La decisione della NBA di introdurre dei messaggi sociali, che i giocatori possono applicare sulle canotte di gioco in sostituzione dei propri cognomi, ha scatenato qualche dissidenza di diversa natura. Vari esponenti di alcune franchigie hanno già annunciato lo slogan che esporranno in quel di Orlando: ‘EQUALITY’ uno dei più gettonati, scelto da Giannis Antetokounmpo, Rudy Gobert, Chris Paul, Kristaps Porzingis e Luka Doncic, è stato adottato anche da Marco Belinelli, in versione italiana con ‘UGUAGLIANZA’. Altri, invece, hanno negato il proprio endorsement all’iniziativa, sicuramente il no di LeBron James e Anthony Davis è stato quello che ha fatto più scalpore. Il duo di punta dei Los Angeles Lakers indosserà il proprio cognome dietro la maglia gialloviola, sebbene abbiano due motivazioni differenti. Il re sostiene di non aver bisogno di alcuno slogan per amplificare quanto già fa per la giustizia sociale (e come dargli torto…), mentre The Brow ritiene di essere in dovere di tenere alto il nome della propria famiglia. In ogni caso, entrambi hanno preso questa decisione senza polemizzare in nessun modo la linea generale, con l’intenzione comune di onorare il movimento di Black Lives Matter durante questa ripartenza.
If @NBA is going to put social cause statements on uniforms, why not “Support our Troops” or “Back the Blue”? Or given how much $$ @nba makes in #China, how about “Free Hong Kong”! Today I wrote to Adam Silver to ask for answers pic.twitter.com/PthYR4OxmE
— Josh Hawley (@HawleyMO) July 10, 2020
A scatenare il polverone alzatosi negli ultimi giorni sono state le critiche provenienti dall’esterno dell’universo NBA. In particolare, la lettera scritta da Josh Hawley, senatore repubblicano per lo stato del Missouri, indirizzata con tono accusatorio alla National Basketball Association, ha generato una polemica che ha coinvolto Adrian Wojnarowski, il celebre insider di ESPN. La vicenda è stato piuttosto chiacchierata recentemente, proviamo a riassumerla. Innanzitutto, bisogna premettere che il Senator Hawley stava da tempo tenendo una posizione forte rispetto al movimento BLM, oltre a portare avanti una campagna decisa anti-Cina. A ciò, è legata la richiesta politica fatta dall’esponente repubblicano nel suo statement sulle uniformi. Venendo al dunque, il senatore ha criticato l’esclusione di rimandi in difesa degli organi delle forze dell’ordine “sani” e in favore della regione autonoma di Hong Kong.

◆ ◆ ◆ ◆ ◆ ◆ ◆

- **COMPITO A**
Elenca i giocatori che, secondo l'estratto sulle scritte sulle canotte NBA, hanno scelto lo slogan ‘EQUALITY’ in inglese, escludendo chi lo ha adottato in versione italiana.
- **COMPITO B**
In base all'estratto sulle scritte sulle canotte NBA, indica se ciascuna affermazione è vera (sì o no) e cita le parole del testo che lo stabiliscono: (i) i due giocatori di punta dei Los Angeles Lakers porteranno il proprio cognome sulla maglia; (ii) Josh Hawley è un senatore democratico dell'Ohio; (iii) Marco Belinelli ha scelto lo slogan in versione italiana.

- **MATERIALE FORNITO**
◆ ◆ ◆ ◆ ◆ ◆ ◆

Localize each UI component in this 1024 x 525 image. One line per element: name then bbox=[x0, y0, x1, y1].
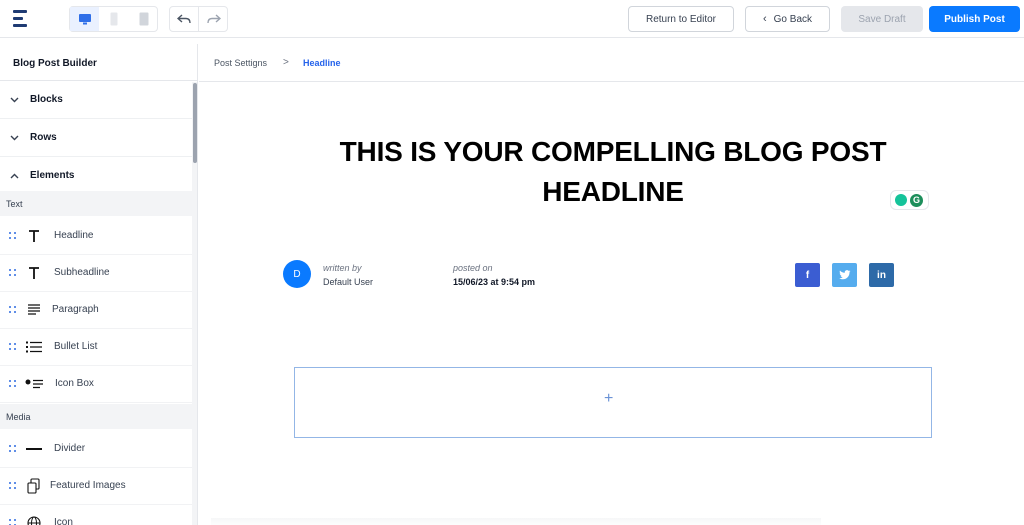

◆ ◆ ◆ ◆ ◆ ◆ ◆

- **RISPOSTA A**
Giannis Antetokounmpo, Rudy Gobert, Chris Paul, Kristaps Porzingis, Luka Doncic

- **RISPOSTA B**
(i) Sì: "Il duo di punta dei Los Angeles Lakers indosserà il proprio cognome dietro la maglia gialloviola"
(ii) No: "Josh Hawley, senatore repubblicano per lo stato del Missouri"
(iii) Sì: "è stato adottato anche da Marco Belinelli, in versione italiana con ‘UGUAGLIANZA’"